• YOUR GOAL:
Read the material below. Count the lines containing "snapshot" and give that count alone.

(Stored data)
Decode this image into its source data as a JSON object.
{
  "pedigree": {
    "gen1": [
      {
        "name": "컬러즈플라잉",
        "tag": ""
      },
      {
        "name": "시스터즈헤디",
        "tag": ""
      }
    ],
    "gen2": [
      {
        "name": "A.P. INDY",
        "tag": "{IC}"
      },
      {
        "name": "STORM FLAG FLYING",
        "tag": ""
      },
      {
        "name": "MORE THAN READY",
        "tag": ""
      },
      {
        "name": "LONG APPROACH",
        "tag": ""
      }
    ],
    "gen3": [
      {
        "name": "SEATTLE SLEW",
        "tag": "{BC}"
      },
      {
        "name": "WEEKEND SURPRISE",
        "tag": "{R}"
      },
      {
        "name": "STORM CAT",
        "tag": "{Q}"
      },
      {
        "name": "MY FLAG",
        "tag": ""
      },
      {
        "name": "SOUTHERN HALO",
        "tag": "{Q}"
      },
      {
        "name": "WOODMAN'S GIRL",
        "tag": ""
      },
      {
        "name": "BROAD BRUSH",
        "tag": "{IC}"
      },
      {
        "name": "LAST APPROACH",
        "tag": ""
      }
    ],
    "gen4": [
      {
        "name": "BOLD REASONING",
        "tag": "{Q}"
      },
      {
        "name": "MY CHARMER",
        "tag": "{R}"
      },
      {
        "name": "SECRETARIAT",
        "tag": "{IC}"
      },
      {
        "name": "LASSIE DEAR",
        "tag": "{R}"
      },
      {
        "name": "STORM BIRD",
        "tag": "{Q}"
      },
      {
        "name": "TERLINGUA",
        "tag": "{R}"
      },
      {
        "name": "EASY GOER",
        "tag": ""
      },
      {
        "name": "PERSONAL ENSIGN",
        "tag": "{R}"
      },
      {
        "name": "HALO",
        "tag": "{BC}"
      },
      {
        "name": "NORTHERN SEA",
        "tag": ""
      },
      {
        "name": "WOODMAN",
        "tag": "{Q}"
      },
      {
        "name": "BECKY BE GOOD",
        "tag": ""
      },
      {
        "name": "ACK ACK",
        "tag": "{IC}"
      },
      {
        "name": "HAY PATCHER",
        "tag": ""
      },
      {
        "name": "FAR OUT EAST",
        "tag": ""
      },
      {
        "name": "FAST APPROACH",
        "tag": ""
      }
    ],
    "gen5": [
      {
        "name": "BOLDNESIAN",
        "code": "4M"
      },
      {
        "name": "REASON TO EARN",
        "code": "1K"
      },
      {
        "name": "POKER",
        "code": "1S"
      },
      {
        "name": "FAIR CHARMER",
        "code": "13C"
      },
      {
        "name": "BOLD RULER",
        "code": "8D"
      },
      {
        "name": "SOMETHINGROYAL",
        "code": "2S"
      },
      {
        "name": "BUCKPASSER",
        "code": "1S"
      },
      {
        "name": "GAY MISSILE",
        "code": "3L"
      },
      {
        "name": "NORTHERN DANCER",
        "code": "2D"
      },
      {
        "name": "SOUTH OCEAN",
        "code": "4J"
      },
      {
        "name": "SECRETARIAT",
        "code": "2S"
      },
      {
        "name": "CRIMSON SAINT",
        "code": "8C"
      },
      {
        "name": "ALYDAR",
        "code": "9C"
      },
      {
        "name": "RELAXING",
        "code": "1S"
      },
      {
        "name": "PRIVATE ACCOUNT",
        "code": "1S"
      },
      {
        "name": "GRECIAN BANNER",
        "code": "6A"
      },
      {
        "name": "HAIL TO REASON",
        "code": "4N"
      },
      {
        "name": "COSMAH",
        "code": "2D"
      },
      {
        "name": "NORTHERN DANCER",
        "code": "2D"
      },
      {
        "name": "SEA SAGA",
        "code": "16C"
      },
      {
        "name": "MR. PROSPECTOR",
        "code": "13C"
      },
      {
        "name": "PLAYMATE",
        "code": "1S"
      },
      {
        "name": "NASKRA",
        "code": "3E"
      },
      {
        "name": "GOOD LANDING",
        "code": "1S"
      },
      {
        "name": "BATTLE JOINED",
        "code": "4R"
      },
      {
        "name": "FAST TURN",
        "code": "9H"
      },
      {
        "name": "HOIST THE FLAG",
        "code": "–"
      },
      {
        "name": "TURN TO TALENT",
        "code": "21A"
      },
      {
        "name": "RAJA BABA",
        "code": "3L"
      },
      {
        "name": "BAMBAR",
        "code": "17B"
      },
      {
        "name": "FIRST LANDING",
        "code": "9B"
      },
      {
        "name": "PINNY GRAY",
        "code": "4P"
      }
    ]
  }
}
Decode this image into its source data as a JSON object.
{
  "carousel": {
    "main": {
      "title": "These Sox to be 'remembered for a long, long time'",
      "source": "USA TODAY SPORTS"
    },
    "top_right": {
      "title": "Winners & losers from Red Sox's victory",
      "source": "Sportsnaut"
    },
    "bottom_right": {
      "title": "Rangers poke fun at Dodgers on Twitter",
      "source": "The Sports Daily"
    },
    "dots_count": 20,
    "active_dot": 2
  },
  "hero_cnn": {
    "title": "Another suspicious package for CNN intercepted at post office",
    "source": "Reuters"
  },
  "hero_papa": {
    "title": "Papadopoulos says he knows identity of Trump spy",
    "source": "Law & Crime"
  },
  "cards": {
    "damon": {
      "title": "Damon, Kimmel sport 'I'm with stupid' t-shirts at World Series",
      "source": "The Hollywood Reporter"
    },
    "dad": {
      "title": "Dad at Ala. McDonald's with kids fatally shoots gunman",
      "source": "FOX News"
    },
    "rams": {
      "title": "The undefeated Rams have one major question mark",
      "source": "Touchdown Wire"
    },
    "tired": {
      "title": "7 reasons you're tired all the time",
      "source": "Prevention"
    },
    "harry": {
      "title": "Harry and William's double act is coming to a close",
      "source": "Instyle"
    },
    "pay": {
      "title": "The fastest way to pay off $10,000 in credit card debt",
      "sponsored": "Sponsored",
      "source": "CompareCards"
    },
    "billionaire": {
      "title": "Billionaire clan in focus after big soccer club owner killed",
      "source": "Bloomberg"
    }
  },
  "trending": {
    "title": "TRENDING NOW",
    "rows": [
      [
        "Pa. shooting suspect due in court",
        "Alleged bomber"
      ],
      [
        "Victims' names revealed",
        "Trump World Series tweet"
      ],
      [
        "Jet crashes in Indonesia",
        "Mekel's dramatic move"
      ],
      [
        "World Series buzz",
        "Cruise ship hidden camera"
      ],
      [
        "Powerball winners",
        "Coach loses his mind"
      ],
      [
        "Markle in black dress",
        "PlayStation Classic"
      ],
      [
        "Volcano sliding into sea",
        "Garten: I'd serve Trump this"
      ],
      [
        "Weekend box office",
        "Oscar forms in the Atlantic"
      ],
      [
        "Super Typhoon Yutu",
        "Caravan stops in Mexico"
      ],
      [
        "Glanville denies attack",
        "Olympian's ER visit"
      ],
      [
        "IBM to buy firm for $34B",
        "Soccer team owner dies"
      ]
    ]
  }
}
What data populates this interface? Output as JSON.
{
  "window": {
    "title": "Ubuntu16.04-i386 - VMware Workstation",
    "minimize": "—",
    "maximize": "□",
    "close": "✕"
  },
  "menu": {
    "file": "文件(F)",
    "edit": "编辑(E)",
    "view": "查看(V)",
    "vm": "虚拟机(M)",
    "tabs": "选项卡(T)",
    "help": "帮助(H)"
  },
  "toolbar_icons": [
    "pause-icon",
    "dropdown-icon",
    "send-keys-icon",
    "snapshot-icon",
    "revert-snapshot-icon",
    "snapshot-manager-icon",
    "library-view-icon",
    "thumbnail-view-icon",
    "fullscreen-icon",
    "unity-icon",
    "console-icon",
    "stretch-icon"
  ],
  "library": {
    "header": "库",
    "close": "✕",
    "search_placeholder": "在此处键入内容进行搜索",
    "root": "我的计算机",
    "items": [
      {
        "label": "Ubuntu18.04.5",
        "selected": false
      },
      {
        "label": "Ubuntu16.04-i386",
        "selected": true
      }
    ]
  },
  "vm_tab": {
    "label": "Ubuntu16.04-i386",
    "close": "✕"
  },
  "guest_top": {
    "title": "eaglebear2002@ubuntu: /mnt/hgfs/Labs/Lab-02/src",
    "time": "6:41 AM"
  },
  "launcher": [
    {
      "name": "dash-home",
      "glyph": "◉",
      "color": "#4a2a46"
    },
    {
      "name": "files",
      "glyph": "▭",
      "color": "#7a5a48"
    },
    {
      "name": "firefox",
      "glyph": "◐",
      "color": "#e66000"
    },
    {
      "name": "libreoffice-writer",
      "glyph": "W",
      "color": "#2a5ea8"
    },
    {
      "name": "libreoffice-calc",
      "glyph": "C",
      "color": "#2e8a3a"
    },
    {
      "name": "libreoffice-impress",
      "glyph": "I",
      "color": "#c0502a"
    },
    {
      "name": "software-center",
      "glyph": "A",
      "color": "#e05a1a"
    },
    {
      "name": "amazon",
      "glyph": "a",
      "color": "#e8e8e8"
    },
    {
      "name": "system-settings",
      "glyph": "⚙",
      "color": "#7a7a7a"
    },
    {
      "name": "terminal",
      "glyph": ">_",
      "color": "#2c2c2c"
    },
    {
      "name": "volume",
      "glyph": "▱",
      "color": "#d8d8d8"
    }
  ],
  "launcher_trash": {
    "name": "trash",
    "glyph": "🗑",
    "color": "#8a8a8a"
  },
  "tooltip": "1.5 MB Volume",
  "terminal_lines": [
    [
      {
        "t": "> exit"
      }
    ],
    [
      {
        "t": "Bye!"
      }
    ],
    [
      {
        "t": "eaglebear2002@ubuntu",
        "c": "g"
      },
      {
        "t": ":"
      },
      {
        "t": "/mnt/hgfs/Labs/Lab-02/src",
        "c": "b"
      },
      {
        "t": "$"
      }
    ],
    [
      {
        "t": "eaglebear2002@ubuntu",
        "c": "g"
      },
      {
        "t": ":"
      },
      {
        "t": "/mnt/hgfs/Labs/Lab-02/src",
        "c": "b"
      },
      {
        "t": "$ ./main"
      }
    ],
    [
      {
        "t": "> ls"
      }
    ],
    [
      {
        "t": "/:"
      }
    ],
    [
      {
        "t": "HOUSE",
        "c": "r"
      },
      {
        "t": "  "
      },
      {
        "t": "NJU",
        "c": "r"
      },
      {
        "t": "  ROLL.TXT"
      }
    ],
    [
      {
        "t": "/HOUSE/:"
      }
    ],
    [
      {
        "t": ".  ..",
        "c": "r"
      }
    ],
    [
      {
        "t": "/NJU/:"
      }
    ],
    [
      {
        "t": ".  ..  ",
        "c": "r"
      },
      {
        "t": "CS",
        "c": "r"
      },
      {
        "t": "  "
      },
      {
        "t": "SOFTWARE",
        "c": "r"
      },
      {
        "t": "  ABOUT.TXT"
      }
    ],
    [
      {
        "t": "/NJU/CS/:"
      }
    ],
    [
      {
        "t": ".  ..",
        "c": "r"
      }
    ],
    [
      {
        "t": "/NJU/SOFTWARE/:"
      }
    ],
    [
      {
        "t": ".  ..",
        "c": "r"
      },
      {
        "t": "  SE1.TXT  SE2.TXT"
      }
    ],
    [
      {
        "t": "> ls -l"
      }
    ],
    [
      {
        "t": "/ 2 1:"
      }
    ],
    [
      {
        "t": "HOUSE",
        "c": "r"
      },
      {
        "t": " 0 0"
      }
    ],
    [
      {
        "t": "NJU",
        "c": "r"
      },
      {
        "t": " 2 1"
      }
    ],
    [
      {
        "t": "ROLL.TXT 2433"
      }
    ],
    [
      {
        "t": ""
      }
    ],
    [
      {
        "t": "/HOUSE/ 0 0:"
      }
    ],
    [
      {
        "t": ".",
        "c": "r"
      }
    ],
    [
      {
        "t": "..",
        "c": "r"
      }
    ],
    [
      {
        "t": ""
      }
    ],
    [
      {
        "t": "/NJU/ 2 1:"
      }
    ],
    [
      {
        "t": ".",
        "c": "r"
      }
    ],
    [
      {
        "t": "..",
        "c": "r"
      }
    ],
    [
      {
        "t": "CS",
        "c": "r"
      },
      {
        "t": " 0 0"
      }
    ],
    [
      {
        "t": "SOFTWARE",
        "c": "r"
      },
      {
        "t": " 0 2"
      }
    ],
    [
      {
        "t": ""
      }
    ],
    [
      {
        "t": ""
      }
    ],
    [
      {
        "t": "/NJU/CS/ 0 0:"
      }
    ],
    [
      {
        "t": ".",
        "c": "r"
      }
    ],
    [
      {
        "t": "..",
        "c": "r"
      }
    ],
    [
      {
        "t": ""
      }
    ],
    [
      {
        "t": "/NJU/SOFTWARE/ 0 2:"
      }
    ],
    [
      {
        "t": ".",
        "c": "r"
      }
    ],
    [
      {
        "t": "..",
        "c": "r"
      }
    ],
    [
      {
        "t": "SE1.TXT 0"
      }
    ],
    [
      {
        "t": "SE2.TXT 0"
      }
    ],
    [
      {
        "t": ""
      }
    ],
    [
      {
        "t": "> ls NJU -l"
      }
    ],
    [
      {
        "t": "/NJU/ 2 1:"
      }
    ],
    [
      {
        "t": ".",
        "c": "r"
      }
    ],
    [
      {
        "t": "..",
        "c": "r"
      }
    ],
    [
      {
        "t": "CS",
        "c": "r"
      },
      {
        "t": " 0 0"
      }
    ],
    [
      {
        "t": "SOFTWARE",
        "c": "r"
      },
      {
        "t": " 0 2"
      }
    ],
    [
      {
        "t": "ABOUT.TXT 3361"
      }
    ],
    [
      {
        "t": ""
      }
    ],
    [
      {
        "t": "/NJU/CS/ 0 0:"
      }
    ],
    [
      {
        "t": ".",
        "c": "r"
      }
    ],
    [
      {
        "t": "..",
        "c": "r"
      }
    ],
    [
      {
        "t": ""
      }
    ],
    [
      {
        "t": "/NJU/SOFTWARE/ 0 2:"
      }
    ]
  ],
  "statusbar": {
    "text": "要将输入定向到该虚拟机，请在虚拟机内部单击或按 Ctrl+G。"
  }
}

• RESPONSE TO THE EXERCISE:
3